======== Records to use

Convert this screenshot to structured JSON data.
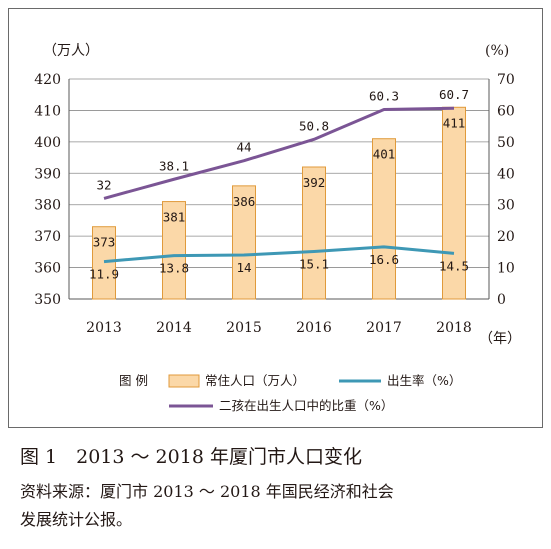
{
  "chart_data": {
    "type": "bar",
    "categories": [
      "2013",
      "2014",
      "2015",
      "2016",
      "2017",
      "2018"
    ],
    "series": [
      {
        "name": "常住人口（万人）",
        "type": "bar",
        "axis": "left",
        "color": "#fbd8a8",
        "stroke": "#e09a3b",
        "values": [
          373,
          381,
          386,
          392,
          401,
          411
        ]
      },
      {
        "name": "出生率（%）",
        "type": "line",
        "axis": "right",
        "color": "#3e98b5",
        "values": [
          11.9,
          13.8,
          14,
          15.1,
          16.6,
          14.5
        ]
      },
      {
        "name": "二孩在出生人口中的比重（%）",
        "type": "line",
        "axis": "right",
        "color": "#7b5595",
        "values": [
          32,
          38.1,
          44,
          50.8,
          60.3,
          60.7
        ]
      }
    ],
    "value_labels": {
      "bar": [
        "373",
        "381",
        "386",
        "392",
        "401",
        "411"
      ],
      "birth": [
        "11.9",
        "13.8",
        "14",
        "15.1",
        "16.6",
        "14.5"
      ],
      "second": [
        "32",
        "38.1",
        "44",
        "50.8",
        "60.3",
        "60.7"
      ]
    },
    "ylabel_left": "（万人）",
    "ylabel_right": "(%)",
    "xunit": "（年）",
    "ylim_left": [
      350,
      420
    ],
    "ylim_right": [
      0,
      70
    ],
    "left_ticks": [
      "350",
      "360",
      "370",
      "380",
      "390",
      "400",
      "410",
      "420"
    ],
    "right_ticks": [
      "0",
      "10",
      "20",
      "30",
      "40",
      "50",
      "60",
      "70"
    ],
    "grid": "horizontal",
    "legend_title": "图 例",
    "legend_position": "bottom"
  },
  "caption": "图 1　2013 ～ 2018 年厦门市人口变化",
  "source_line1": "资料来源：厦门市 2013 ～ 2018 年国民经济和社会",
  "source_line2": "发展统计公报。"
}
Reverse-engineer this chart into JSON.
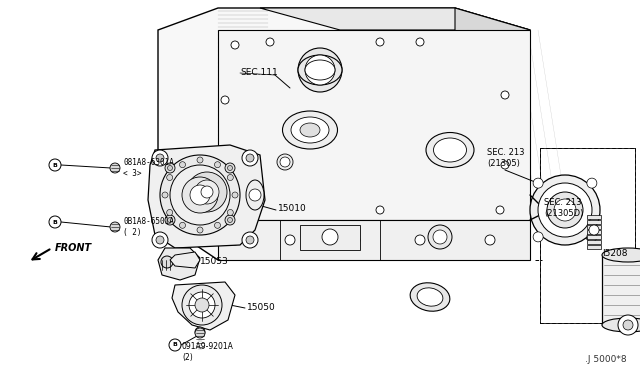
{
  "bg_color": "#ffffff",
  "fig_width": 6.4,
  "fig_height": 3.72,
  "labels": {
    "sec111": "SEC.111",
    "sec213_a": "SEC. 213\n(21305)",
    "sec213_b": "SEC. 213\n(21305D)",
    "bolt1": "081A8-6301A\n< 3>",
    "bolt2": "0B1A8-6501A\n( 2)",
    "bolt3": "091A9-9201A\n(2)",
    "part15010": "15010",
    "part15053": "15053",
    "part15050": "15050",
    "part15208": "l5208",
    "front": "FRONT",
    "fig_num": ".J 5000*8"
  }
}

================
======== Records to use

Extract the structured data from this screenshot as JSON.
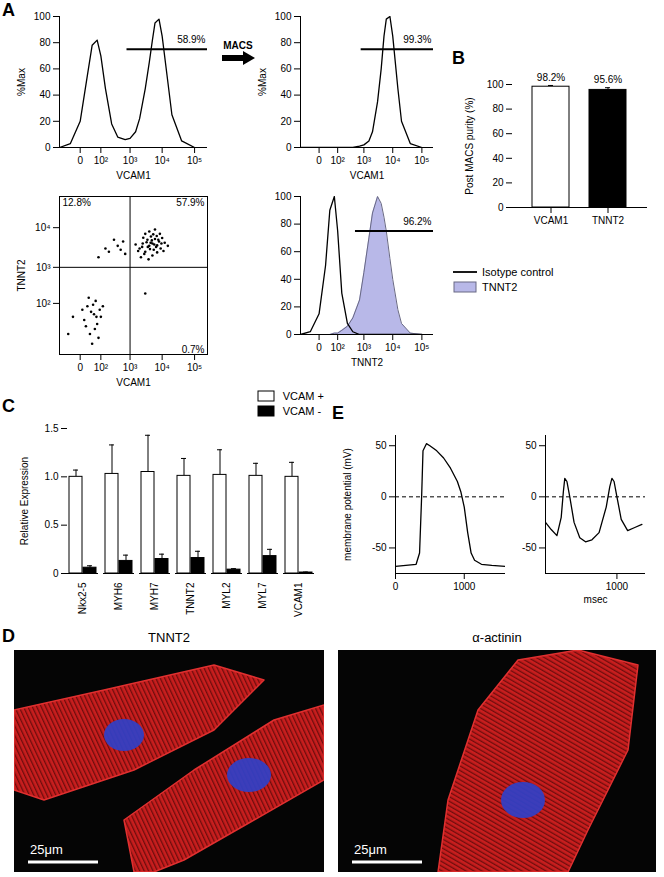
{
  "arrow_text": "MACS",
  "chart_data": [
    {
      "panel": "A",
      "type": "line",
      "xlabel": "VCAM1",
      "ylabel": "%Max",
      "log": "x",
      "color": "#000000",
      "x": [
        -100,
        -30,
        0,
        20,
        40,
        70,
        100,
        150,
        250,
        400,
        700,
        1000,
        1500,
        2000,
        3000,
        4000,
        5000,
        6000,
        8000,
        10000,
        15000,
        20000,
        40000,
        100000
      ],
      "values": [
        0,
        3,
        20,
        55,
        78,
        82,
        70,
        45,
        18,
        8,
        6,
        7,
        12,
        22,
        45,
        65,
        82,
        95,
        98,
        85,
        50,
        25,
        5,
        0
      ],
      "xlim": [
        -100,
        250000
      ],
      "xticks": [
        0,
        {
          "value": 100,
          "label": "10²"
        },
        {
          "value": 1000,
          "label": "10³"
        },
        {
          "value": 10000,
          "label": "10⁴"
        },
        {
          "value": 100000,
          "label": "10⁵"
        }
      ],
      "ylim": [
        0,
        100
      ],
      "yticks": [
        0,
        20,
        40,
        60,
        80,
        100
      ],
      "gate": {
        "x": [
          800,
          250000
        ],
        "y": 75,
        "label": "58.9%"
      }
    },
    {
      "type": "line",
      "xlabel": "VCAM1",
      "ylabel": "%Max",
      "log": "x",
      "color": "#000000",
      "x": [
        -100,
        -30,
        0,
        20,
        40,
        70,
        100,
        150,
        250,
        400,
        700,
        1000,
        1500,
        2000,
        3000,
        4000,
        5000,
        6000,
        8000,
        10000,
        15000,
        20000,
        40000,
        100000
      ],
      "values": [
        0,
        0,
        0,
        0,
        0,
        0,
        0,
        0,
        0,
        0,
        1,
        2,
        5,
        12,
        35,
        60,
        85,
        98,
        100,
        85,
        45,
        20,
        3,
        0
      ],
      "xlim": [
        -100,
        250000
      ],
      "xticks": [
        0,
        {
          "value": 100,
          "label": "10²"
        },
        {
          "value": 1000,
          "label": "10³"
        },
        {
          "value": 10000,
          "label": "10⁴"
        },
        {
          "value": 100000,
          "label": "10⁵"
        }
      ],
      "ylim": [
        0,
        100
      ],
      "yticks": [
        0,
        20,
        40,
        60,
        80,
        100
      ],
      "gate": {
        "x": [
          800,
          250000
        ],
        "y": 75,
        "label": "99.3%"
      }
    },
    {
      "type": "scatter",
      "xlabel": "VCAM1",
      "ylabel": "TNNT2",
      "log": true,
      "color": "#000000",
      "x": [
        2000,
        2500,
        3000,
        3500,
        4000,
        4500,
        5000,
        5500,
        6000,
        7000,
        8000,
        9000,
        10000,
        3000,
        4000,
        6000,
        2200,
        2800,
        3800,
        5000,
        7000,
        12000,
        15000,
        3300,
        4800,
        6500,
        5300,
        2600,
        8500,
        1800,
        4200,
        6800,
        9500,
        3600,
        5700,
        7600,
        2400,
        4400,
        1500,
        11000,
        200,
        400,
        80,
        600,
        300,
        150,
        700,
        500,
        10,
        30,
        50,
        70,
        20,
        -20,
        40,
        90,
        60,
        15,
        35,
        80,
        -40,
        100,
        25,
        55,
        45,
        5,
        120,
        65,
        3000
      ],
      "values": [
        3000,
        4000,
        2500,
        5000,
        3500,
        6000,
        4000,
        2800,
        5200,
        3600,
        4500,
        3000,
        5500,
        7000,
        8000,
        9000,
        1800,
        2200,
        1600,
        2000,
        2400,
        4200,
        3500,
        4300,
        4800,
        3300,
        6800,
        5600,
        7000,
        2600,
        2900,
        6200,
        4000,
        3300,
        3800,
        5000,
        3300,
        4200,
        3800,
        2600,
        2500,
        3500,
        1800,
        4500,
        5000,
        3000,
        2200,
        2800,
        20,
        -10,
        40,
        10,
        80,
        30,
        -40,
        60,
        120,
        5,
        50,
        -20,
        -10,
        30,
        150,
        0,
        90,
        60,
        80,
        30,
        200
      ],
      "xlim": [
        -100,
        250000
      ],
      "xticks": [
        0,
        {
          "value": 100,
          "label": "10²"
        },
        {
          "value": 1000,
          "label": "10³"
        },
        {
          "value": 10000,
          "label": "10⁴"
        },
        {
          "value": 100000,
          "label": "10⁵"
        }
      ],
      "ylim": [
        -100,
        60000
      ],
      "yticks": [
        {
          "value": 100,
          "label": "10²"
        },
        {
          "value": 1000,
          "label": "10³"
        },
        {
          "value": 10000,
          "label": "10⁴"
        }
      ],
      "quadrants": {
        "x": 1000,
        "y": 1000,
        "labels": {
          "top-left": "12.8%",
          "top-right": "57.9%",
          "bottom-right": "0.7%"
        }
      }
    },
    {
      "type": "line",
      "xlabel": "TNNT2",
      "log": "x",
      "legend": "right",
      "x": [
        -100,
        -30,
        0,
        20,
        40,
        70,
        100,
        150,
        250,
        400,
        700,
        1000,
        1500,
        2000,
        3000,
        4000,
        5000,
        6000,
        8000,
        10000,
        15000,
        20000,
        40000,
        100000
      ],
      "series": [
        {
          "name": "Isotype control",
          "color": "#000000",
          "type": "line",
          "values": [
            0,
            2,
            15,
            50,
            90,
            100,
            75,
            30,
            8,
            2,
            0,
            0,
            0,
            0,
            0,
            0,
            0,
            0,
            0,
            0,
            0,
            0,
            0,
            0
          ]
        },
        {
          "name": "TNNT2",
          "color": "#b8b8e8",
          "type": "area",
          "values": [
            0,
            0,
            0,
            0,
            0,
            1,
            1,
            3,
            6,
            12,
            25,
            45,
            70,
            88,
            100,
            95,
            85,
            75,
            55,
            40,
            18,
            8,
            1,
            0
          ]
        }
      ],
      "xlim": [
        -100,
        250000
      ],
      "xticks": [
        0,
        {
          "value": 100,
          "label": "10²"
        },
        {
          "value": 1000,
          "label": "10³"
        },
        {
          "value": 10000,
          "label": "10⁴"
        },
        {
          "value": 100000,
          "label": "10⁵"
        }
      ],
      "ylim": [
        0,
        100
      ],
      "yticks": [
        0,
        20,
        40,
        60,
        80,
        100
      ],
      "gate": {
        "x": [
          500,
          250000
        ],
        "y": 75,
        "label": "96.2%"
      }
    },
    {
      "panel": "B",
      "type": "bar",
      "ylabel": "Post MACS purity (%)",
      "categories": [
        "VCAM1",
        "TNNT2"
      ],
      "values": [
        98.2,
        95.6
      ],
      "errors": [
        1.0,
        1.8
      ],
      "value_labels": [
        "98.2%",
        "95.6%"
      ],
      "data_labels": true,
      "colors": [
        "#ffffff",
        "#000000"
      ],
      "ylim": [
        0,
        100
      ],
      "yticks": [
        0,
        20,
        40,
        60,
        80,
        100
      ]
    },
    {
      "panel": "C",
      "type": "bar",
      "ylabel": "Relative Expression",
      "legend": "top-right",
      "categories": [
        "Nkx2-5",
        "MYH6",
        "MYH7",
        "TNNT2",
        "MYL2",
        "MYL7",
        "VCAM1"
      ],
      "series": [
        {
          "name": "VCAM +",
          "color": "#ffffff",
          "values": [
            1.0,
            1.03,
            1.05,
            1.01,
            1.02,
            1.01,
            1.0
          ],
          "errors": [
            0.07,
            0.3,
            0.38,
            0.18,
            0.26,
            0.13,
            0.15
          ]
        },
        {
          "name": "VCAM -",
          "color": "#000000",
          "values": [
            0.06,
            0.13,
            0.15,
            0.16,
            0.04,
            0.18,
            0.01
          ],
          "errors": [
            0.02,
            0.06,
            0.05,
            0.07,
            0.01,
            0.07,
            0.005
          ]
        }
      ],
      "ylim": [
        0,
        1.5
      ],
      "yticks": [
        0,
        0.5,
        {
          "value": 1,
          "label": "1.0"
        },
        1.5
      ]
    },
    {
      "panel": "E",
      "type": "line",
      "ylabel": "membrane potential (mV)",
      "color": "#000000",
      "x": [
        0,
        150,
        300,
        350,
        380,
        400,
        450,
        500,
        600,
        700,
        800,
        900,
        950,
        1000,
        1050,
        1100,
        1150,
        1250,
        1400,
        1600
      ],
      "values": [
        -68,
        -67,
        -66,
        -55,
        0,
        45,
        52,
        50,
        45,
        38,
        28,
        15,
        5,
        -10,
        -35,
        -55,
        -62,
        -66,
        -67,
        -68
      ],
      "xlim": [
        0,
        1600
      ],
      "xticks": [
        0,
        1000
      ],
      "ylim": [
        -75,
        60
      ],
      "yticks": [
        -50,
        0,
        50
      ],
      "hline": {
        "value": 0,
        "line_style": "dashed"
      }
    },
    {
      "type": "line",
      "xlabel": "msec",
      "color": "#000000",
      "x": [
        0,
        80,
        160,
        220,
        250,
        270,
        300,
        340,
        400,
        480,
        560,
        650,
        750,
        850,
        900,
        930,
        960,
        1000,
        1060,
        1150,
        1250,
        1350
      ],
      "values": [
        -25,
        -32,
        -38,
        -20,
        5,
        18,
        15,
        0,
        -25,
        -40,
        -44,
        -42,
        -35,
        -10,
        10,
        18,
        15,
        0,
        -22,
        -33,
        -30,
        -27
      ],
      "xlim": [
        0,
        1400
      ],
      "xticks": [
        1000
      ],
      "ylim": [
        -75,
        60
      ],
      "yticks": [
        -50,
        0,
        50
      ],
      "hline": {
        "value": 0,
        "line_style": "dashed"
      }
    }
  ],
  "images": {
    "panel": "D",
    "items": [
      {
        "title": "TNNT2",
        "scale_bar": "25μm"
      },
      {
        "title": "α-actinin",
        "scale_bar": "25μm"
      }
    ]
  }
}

================

Each line that has the word "screenshot" should be copied.

Convert this screenshot to structured JSON data.
Extract the structured data from this screenshot as JSON.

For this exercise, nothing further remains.